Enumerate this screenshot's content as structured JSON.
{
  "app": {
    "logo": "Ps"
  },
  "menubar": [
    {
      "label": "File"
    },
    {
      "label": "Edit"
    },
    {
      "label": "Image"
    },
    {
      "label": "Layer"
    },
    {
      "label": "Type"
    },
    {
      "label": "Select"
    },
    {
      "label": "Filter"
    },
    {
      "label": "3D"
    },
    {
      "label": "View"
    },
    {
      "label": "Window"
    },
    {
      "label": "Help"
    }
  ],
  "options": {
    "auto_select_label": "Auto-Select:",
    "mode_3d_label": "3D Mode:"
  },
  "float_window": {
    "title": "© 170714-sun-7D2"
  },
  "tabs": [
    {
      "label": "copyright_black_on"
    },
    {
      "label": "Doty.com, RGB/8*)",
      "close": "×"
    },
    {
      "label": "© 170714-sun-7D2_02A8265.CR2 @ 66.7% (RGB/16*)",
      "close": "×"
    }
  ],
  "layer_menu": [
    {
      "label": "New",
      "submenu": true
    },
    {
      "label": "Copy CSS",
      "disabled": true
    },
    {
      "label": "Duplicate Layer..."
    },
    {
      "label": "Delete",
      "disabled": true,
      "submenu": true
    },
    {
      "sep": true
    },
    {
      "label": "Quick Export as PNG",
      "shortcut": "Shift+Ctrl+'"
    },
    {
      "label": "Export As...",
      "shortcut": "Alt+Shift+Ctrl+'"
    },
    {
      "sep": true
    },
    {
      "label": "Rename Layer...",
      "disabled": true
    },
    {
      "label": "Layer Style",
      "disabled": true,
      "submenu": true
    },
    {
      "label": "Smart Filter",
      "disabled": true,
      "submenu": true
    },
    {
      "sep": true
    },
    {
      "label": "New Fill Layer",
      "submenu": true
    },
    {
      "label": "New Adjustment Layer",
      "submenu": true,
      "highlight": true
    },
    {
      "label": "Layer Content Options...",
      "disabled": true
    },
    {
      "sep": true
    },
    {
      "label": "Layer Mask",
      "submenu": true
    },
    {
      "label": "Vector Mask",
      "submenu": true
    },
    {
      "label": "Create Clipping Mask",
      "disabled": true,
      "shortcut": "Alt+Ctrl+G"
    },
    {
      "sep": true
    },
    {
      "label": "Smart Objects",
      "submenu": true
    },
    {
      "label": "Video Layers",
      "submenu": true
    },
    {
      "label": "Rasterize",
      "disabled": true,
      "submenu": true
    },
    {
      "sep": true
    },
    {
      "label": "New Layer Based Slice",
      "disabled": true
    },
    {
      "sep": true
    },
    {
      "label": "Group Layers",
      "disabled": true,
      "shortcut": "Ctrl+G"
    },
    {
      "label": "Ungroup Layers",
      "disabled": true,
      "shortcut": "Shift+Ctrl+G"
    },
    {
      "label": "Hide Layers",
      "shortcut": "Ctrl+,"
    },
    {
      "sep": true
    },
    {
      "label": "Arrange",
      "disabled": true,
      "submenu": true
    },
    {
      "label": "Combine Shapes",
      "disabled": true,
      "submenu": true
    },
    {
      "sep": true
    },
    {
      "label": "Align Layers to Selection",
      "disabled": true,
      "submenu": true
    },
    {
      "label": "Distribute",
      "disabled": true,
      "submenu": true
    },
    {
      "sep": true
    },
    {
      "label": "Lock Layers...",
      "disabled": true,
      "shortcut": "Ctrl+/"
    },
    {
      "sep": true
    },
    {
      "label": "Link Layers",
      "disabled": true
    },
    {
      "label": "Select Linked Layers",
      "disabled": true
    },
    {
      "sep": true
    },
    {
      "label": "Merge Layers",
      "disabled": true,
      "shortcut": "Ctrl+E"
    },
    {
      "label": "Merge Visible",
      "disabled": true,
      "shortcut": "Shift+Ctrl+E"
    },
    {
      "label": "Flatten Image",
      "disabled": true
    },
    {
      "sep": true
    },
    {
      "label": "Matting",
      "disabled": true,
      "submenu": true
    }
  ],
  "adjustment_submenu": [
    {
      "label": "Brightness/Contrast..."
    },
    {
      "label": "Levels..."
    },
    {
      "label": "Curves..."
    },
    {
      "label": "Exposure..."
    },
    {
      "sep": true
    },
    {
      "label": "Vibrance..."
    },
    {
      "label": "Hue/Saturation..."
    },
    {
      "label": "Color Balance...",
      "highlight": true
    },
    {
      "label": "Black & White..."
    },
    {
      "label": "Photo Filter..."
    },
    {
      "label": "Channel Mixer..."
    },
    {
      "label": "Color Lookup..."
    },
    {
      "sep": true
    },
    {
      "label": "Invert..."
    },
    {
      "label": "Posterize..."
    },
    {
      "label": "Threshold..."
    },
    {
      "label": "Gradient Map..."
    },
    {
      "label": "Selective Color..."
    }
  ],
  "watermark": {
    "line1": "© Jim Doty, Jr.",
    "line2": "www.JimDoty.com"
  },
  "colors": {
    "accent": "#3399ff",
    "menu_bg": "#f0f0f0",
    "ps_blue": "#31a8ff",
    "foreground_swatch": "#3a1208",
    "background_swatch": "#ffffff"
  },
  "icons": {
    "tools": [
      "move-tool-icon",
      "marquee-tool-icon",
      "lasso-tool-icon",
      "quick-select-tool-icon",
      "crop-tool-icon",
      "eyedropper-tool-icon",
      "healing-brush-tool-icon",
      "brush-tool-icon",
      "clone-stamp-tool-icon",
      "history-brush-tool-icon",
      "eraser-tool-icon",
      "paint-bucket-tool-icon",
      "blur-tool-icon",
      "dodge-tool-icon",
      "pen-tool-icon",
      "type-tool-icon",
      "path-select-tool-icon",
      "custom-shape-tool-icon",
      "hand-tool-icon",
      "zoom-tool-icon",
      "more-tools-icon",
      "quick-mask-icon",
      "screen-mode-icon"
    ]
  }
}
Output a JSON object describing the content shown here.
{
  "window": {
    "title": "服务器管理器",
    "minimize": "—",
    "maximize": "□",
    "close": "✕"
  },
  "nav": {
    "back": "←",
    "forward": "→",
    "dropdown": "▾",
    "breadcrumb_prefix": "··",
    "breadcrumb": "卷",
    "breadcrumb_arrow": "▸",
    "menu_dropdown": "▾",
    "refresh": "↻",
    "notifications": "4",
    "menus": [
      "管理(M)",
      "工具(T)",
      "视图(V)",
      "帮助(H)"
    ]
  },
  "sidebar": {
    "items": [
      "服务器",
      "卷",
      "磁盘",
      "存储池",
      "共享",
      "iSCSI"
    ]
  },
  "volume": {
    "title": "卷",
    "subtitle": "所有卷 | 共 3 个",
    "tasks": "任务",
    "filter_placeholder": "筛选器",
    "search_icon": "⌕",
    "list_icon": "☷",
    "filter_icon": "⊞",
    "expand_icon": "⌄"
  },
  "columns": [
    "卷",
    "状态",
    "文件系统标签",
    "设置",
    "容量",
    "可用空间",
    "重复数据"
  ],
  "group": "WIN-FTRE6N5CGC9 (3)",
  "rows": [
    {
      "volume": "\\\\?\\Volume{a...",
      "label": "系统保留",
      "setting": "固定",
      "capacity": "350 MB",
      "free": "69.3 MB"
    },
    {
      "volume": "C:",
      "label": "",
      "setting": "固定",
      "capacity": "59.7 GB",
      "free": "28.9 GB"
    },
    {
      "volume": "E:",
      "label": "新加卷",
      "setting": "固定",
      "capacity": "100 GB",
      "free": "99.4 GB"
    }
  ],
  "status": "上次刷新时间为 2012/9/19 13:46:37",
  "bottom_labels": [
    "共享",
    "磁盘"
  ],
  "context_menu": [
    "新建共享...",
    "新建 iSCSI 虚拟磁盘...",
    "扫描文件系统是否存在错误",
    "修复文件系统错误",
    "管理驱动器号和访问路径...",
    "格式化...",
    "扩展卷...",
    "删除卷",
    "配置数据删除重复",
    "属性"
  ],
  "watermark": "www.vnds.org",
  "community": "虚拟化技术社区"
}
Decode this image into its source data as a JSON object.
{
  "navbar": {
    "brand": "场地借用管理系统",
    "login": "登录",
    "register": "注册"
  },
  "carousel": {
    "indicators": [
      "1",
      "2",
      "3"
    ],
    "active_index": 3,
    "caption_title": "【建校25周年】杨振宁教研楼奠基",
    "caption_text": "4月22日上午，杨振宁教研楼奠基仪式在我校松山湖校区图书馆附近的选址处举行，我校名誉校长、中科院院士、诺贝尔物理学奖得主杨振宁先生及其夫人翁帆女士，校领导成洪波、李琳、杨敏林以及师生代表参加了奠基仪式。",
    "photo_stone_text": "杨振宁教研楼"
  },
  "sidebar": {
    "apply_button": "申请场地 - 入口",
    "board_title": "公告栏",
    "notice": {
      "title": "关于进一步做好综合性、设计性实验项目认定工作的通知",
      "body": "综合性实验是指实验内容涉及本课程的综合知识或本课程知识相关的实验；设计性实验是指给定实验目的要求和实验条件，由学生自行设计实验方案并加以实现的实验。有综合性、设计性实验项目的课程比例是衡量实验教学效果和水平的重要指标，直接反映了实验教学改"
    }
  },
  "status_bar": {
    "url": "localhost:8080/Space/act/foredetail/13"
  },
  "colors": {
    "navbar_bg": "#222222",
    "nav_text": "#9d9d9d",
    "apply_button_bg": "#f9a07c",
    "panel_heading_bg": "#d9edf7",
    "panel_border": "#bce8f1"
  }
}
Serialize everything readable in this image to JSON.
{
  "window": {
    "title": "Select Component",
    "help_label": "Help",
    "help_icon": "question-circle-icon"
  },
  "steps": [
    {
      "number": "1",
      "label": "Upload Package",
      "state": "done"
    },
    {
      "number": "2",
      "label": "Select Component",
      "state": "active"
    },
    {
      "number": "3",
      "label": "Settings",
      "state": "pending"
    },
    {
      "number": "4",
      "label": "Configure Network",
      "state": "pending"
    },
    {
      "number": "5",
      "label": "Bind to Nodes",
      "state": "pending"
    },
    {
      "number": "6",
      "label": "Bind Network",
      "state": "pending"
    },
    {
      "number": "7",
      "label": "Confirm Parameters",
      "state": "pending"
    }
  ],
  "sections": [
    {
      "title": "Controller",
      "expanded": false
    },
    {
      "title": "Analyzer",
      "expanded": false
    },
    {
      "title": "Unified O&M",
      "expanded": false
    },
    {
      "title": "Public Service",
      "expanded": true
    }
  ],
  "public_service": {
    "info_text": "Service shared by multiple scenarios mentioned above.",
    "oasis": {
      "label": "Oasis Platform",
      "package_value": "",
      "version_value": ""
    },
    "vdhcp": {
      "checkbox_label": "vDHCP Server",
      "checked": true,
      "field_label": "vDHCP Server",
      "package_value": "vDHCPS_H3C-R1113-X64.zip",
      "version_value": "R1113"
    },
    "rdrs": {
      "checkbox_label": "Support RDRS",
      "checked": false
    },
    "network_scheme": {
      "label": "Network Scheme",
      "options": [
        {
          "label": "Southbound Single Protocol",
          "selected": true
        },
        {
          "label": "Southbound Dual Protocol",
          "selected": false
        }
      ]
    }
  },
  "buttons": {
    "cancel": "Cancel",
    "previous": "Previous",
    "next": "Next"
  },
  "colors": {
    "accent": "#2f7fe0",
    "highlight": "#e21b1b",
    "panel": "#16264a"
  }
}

------------------------------------------------------------

### Stated exercise
Copy out the lines in which the string "Ctrl" appears.

### Solution below
      "shortcut": "Shift+Ctrl+'"
      "shortcut": "Alt+Shift+Ctrl+'"
      "shortcut": "Alt+Ctrl+G"
      "shortcut": "Ctrl+G"
      "shortcut": "Shift+Ctrl+G"
      "shortcut": "Ctrl+,"
      "shortcut": "Ctrl+/"
      "shortcut": "Ctrl+E"
      "shortcut": "Shift+Ctrl+E"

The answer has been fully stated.